* Dataset extract
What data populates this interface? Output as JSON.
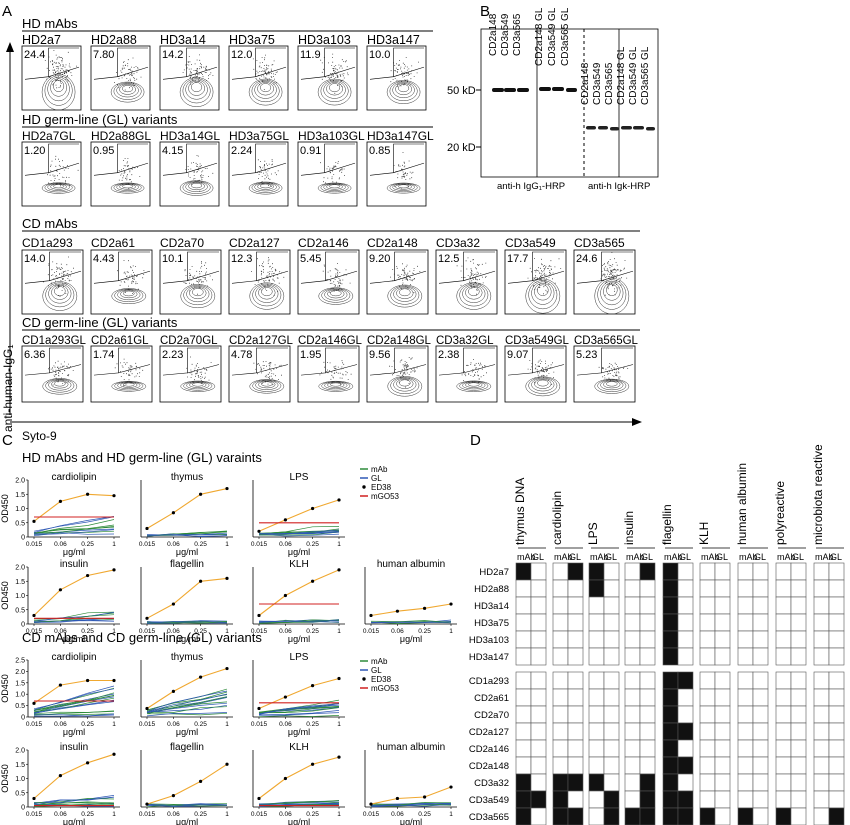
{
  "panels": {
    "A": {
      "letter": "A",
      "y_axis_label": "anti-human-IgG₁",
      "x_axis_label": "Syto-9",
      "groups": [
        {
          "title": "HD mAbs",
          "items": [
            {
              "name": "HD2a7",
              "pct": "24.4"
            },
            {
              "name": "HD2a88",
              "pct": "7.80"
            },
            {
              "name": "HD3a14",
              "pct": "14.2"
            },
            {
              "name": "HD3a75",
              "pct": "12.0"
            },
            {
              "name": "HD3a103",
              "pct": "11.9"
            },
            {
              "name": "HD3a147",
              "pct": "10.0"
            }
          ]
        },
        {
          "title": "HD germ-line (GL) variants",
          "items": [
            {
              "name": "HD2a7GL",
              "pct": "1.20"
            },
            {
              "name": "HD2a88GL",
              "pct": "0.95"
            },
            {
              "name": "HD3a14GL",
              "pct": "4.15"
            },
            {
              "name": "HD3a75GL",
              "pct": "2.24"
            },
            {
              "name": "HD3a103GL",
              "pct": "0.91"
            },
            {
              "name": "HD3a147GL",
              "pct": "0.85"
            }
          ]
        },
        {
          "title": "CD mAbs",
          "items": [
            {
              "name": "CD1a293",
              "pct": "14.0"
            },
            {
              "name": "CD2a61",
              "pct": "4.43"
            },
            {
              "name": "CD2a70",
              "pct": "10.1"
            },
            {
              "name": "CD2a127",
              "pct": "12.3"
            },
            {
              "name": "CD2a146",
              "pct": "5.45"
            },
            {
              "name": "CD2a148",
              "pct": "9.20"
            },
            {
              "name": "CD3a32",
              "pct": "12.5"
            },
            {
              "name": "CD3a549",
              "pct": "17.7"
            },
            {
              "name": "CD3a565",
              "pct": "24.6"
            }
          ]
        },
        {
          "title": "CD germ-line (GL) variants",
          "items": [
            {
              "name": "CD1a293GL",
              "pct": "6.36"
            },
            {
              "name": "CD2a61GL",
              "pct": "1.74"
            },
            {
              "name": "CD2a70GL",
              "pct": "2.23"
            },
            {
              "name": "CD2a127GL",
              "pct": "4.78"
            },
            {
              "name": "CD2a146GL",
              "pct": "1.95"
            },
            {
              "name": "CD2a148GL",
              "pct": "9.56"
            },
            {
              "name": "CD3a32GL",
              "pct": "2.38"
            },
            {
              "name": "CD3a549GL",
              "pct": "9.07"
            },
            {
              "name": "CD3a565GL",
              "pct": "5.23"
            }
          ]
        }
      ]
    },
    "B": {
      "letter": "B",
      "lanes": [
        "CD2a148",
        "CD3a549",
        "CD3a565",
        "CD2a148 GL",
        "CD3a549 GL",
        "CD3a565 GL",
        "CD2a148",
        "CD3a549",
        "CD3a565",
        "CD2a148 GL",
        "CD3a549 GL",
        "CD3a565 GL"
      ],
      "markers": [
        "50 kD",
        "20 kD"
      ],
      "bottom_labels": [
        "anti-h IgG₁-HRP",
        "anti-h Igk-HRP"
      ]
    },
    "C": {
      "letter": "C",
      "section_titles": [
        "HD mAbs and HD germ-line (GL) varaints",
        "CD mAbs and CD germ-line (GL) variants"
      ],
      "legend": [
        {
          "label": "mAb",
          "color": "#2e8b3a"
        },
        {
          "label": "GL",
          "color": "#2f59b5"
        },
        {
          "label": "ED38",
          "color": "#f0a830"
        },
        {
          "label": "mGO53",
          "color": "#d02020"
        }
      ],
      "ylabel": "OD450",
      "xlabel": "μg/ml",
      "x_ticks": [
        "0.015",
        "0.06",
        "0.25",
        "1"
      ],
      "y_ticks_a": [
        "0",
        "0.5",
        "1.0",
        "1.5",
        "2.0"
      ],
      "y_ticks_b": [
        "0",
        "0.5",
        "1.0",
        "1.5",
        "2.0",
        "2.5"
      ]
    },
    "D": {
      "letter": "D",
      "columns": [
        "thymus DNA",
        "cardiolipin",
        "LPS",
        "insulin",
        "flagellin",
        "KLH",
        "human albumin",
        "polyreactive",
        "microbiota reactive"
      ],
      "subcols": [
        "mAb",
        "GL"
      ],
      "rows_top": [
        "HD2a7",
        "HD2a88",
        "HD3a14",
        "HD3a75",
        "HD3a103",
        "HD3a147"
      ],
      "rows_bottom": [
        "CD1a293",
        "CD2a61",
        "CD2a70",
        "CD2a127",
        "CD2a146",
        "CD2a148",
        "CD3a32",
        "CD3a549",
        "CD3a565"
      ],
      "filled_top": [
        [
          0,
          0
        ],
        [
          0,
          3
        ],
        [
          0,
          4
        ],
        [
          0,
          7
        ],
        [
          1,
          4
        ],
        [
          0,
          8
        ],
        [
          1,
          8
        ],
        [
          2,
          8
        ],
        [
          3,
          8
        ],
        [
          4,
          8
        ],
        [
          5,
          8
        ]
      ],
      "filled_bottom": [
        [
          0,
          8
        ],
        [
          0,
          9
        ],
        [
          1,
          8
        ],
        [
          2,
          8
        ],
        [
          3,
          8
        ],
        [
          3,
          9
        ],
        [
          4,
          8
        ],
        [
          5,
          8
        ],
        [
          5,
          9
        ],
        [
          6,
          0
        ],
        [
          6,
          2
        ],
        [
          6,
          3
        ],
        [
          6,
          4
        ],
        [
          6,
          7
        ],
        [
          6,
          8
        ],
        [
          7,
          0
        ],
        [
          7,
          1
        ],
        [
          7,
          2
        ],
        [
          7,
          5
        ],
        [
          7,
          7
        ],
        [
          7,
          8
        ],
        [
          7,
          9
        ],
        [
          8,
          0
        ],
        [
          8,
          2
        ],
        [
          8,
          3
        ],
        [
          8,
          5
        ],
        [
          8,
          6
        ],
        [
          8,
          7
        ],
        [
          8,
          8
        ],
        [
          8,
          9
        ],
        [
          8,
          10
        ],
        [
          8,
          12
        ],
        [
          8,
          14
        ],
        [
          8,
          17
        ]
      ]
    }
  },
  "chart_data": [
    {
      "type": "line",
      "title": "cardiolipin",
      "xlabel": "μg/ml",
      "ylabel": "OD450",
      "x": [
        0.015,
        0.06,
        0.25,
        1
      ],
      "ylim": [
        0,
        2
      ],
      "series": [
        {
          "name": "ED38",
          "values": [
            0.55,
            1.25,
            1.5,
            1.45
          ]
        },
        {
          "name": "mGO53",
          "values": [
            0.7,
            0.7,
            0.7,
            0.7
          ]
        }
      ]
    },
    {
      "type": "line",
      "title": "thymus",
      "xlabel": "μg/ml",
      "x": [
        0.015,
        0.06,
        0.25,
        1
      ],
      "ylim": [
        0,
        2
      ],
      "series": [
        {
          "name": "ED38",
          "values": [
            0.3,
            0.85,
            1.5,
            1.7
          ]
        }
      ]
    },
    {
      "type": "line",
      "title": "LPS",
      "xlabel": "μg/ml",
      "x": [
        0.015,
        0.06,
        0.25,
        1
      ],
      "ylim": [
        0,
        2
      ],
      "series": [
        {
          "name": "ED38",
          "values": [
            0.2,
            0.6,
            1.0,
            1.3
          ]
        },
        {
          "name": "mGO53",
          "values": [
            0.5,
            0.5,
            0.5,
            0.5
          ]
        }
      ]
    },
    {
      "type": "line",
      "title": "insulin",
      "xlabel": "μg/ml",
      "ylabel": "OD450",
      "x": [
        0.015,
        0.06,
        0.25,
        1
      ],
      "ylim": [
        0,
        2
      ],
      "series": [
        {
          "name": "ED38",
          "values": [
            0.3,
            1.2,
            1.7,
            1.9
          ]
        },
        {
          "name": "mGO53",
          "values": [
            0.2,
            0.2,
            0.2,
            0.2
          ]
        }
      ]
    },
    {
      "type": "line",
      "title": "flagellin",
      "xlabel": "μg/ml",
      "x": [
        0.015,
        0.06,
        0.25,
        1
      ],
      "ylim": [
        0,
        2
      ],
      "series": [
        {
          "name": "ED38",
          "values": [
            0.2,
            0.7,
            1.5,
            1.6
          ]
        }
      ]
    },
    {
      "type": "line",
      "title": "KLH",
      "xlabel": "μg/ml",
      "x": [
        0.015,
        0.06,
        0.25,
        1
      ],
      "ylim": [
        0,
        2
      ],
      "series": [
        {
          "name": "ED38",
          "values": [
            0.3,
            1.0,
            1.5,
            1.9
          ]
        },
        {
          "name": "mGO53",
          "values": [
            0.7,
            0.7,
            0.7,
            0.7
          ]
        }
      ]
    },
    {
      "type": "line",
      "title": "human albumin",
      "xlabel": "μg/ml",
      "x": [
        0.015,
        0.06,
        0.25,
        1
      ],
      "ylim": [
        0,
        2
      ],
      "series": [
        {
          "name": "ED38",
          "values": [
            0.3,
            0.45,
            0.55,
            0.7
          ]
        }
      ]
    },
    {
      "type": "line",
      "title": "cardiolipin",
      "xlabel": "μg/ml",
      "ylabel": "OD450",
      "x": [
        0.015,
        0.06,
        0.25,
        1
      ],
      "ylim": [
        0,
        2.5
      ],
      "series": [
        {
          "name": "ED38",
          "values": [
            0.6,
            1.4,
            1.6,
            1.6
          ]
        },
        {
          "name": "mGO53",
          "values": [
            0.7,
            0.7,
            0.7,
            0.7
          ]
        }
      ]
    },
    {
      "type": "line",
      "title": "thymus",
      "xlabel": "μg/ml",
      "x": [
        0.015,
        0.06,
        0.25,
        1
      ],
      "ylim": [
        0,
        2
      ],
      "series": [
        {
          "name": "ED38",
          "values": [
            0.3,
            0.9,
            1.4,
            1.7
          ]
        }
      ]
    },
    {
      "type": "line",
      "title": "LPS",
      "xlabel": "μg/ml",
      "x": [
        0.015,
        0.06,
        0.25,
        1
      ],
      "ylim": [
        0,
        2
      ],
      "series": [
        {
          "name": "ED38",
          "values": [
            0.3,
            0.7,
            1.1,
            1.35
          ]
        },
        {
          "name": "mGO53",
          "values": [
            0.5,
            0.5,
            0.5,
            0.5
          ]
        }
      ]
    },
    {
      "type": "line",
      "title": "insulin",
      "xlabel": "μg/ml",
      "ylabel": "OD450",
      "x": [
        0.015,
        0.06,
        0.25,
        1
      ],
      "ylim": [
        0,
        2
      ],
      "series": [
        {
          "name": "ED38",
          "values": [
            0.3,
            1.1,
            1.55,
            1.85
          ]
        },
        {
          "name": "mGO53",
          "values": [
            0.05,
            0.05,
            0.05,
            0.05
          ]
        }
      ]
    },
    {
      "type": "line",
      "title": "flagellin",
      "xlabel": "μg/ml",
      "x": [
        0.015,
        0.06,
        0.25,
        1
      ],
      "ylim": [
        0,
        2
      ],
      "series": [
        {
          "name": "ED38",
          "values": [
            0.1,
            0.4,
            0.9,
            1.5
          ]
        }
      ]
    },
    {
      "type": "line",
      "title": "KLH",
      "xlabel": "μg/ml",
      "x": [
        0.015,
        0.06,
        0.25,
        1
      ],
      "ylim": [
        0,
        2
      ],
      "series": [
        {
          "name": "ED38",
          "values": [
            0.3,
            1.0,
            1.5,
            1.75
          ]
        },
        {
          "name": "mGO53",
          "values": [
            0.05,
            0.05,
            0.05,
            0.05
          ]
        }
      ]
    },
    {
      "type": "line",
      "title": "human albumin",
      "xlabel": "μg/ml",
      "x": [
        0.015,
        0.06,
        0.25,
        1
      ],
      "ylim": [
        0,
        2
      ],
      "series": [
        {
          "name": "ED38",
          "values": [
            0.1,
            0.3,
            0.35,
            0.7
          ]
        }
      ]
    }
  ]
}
--
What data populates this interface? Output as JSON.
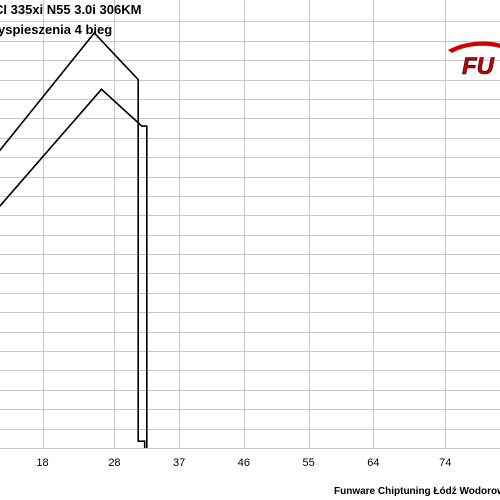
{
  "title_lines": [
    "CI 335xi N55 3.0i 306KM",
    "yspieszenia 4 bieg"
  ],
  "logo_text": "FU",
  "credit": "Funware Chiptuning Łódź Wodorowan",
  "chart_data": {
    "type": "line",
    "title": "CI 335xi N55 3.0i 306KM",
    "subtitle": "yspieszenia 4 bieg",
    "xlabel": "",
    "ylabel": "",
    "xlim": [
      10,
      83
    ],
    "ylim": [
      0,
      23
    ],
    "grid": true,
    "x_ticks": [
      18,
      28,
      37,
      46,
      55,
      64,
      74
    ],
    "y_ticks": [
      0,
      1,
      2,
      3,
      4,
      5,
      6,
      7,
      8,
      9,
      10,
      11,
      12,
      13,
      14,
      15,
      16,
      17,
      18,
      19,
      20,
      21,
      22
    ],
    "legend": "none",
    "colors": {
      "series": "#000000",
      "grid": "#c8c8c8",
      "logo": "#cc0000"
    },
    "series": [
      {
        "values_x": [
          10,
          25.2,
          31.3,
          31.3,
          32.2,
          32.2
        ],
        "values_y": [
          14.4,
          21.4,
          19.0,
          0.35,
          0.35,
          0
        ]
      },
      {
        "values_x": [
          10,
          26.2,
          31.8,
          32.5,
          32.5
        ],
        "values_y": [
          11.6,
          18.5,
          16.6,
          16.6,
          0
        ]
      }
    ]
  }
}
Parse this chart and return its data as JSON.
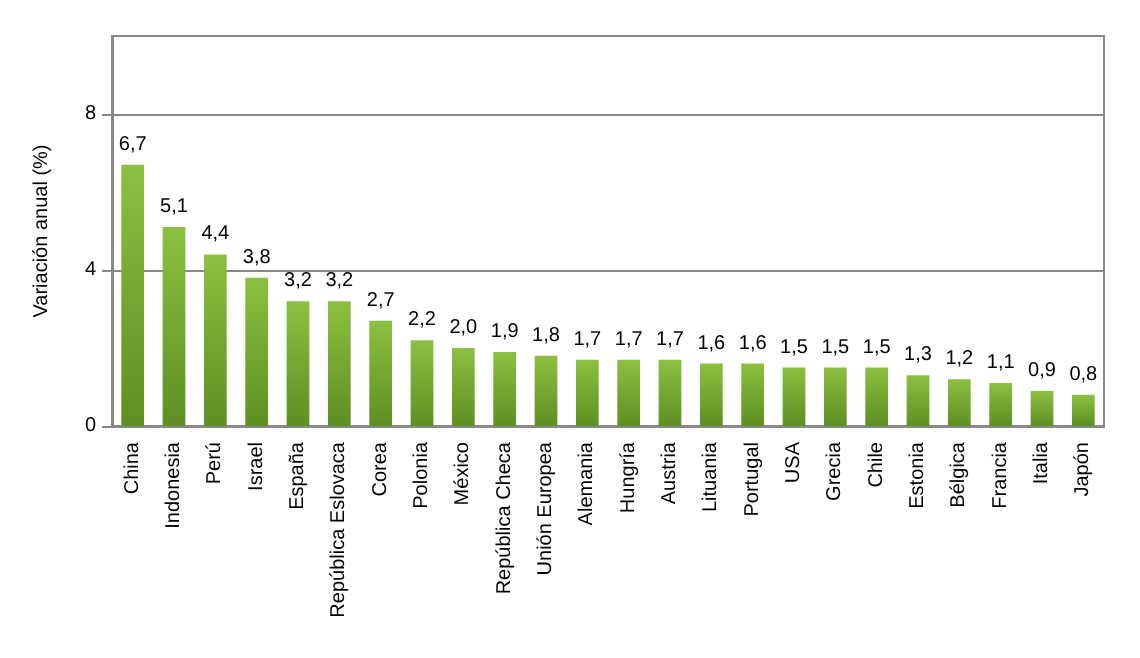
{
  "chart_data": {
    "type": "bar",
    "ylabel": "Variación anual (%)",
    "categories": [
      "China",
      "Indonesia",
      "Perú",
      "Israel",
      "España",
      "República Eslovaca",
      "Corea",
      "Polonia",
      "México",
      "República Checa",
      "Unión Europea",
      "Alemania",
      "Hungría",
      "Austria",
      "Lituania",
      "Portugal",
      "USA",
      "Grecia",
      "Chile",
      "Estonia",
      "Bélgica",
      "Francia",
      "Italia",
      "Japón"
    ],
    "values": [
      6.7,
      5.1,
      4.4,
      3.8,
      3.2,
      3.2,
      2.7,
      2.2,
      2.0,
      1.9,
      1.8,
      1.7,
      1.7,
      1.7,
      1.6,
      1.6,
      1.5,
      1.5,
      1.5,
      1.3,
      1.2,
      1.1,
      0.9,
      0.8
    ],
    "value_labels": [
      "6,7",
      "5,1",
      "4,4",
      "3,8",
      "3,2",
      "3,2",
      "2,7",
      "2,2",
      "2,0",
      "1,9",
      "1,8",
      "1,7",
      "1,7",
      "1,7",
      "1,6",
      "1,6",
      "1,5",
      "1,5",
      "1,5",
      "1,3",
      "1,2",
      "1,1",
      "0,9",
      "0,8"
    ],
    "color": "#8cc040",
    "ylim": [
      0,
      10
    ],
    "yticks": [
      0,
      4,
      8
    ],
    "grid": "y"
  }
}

* What is being asked
Of the lines above, how many contain the string "bieg"? Only the number is required.

* Full response
2